Look through the material below. Copy each line that contains the string "Output".

**Data lines**
══════════
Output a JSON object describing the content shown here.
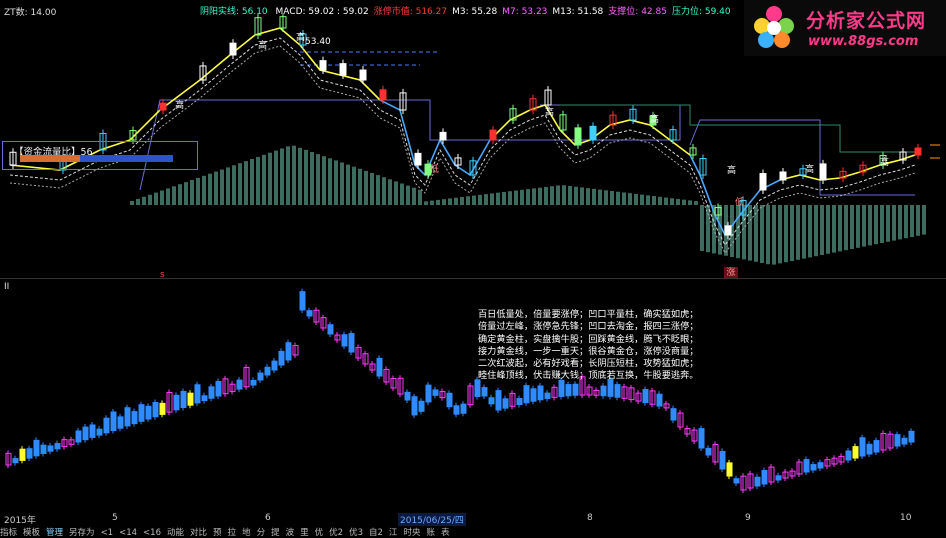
{
  "indicator_row": [
    {
      "label": "",
      "value": "MACD: 59.02 : 59.02",
      "color": "#ffffff"
    },
    {
      "label": "",
      "value": "涨停市值: 516.27",
      "color": "#ff3b3b"
    },
    {
      "label": "",
      "value": "M3: 55.28",
      "color": "#ffffff"
    },
    {
      "label": "",
      "value": "M7: 53.23",
      "color": "#ff66ff"
    },
    {
      "label": "",
      "value": "M13: 51.58",
      "color": "#ffffff"
    },
    {
      "label": "",
      "value": "支撑位: 42.85",
      "color": "#ff66ff"
    },
    {
      "label": "",
      "value": "压力位: 59.40",
      "color": "#33ffcc"
    }
  ],
  "indicator_prefix": "阴阳实线: 56.10",
  "zt_row": "ZT数: 14.00",
  "main_chart": {
    "price_label": "53.40",
    "funds_label": "【资金流量比】56",
    "funds_fill_fraction": 0.4,
    "high_markers": [
      "高",
      "高",
      "高",
      "高",
      "高",
      "高",
      "高",
      "高"
    ],
    "low_markers": [
      "低",
      "低"
    ],
    "zhang_tag": "涨",
    "s_tag": "s"
  },
  "sub_chart": {
    "label": "II"
  },
  "logo": {
    "main": "分析家公式网",
    "url": "www.88gs.com"
  },
  "rhyme_lines": [
    "百日低量处，倍量要涨停；凹口平量柱，确实猛如虎；",
    "倍量过左峰，涨停急先锋；凹口去淘金，报四三涨停；",
    "确定黄金柱，实盘擒牛股；回踩黄金线，腾飞不眨眼；",
    "接力黄金线，一步一重天；很谷黄金仓，涨停没商量；",
    "二次红波起，必有好戏看；长阴压短柱，攻势猛如虎；",
    "睦住峰顶线，伏击赚大钱；顶底若互换，牛股要逃奔。"
  ],
  "axis": {
    "ticks": [
      {
        "label": "2015年"
      },
      {
        "label": "5"
      },
      {
        "label": "6"
      },
      {
        "label": "2015/06/25/四",
        "highlight": true
      },
      {
        "label": "8"
      },
      {
        "label": "9"
      },
      {
        "label": "10"
      }
    ]
  },
  "toolbar": [
    {
      "label": "指标",
      "active": false
    },
    {
      "label": "模板",
      "active": false
    },
    {
      "label": "管理",
      "active": true
    },
    {
      "label": "另存为",
      "active": false
    },
    {
      "label": "<1",
      "active": false
    },
    {
      "label": "<14",
      "active": false
    },
    {
      "label": "<16",
      "active": false
    },
    {
      "label": "动能",
      "active": false
    },
    {
      "label": "对比",
      "active": false
    },
    {
      "label": "预",
      "active": false
    },
    {
      "label": "拉",
      "active": false
    },
    {
      "label": "地",
      "active": false
    },
    {
      "label": "分",
      "active": false
    },
    {
      "label": "提",
      "active": false
    },
    {
      "label": "波",
      "active": false
    },
    {
      "label": "里",
      "active": false
    },
    {
      "label": "优",
      "active": false
    },
    {
      "label": "优2",
      "active": false
    },
    {
      "label": "优3",
      "active": false
    },
    {
      "label": "自2",
      "active": false
    },
    {
      "label": "江",
      "active": false
    },
    {
      "label": "时央",
      "active": false
    },
    {
      "label": "账",
      "active": false
    },
    {
      "label": "表",
      "active": false
    }
  ]
}
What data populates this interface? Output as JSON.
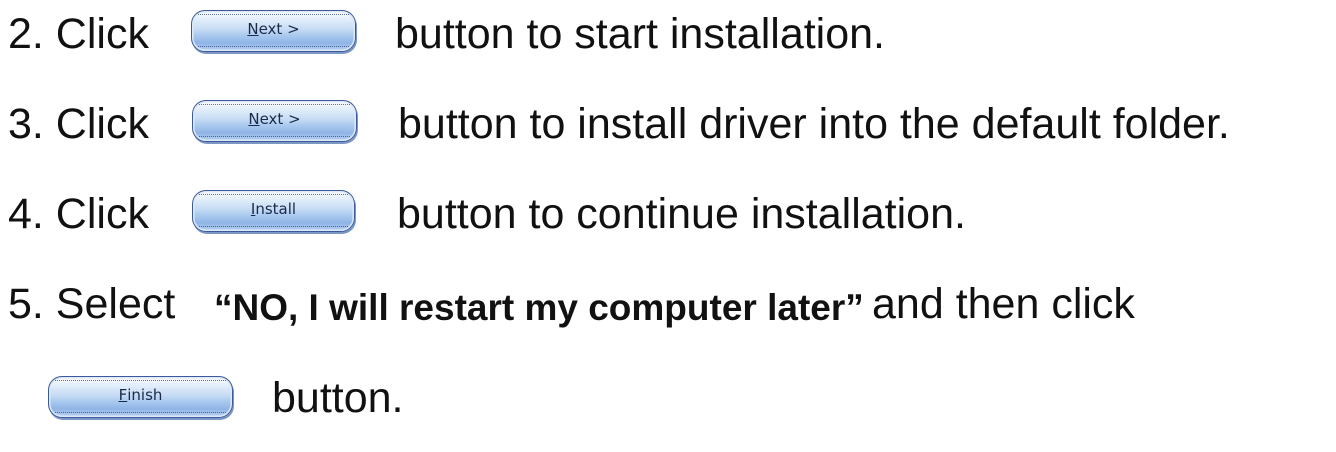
══════════
**Result of this task**
Output a JSON object describing the content shown here.
What data populates this interface? Output as JSON.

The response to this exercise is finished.